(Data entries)
=======

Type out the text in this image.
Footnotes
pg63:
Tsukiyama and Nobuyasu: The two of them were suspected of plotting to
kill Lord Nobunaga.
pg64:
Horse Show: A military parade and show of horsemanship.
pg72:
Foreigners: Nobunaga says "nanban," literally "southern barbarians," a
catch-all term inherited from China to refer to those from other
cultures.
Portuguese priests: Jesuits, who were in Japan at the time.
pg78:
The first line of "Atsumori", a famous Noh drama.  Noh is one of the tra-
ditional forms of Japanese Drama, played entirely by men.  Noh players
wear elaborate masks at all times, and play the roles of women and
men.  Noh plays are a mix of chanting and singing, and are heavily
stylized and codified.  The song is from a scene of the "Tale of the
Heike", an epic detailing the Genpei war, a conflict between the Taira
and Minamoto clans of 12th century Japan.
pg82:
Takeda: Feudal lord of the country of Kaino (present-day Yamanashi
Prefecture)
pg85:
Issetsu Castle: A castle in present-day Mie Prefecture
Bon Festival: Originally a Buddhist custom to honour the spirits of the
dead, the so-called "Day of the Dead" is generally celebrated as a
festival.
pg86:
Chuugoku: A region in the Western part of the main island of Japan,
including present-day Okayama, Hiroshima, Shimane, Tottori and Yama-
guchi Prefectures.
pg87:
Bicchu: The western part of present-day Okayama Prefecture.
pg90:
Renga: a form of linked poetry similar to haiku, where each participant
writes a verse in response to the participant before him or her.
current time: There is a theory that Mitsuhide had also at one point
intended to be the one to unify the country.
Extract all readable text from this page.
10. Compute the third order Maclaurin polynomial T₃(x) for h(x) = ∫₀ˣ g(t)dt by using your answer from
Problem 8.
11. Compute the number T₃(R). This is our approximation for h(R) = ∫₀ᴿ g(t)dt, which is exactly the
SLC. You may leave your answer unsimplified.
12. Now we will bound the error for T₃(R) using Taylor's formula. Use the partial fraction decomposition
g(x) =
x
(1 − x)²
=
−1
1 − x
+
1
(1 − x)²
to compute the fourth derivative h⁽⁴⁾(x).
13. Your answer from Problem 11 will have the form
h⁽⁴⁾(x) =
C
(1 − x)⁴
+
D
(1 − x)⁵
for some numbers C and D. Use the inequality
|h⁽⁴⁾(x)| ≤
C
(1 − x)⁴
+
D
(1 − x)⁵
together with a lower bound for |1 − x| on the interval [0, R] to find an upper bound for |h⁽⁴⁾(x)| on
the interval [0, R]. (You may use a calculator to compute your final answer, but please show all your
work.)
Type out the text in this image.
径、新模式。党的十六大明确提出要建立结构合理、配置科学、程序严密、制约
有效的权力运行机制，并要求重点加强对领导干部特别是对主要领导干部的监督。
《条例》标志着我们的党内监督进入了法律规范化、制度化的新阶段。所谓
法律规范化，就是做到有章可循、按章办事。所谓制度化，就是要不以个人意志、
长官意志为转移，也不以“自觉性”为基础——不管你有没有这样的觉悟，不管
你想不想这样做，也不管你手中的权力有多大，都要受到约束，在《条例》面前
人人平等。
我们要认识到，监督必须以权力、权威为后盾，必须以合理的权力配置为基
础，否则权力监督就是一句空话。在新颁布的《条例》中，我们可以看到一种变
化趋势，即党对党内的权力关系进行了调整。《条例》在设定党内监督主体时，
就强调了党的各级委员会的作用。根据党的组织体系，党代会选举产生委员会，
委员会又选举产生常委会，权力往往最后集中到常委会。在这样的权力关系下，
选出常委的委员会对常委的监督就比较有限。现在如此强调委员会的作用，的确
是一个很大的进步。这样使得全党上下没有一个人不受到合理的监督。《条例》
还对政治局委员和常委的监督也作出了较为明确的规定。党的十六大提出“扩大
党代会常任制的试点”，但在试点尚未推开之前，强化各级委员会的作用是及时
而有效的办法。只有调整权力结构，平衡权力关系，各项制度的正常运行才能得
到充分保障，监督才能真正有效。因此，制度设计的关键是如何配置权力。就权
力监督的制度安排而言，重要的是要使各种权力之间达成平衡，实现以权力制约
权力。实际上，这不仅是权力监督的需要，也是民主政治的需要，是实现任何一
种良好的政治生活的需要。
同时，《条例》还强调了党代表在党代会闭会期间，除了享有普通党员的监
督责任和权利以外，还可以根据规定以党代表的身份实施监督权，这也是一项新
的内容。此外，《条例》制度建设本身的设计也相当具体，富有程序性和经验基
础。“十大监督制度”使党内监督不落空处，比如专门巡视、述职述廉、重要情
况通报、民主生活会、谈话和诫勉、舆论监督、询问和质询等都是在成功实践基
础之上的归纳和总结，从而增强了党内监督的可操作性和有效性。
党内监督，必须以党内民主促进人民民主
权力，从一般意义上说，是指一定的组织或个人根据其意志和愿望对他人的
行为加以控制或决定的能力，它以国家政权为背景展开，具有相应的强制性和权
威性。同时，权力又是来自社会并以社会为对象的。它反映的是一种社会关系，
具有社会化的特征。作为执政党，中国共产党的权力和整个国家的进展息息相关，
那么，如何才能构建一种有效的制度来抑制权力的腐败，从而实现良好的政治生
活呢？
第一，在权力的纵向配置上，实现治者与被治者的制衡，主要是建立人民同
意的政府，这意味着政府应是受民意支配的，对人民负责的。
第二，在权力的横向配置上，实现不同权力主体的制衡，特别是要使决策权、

=======

State how many lines include the string "Problem". Give no other information.

2